Task brief:
Check every line for the word "Understanding" and state how many lines have it. Reply with the number alone.

----------

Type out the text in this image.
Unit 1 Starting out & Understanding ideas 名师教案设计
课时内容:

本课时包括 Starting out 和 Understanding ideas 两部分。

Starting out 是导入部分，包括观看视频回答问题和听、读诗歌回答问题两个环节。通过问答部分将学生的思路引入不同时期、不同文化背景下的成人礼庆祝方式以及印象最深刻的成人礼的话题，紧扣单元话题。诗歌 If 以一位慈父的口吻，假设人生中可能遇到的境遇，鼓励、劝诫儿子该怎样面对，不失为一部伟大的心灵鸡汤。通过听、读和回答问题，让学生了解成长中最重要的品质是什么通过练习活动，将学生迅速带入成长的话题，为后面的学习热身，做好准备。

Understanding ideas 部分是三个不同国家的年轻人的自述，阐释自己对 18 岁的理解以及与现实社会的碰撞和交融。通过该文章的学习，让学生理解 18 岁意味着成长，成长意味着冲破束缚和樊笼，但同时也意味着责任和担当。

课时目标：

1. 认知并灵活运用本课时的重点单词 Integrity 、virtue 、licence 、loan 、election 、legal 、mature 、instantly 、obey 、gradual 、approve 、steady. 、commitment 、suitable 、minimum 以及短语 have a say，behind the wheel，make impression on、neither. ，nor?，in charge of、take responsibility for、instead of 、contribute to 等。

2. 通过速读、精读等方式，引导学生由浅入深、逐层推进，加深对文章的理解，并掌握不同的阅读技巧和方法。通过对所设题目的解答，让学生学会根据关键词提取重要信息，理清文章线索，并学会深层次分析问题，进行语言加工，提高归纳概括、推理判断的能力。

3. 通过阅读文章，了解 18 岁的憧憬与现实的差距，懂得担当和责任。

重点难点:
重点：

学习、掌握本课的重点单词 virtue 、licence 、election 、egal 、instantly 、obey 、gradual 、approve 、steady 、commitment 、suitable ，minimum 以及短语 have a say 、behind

----------

Result of this exercise:
3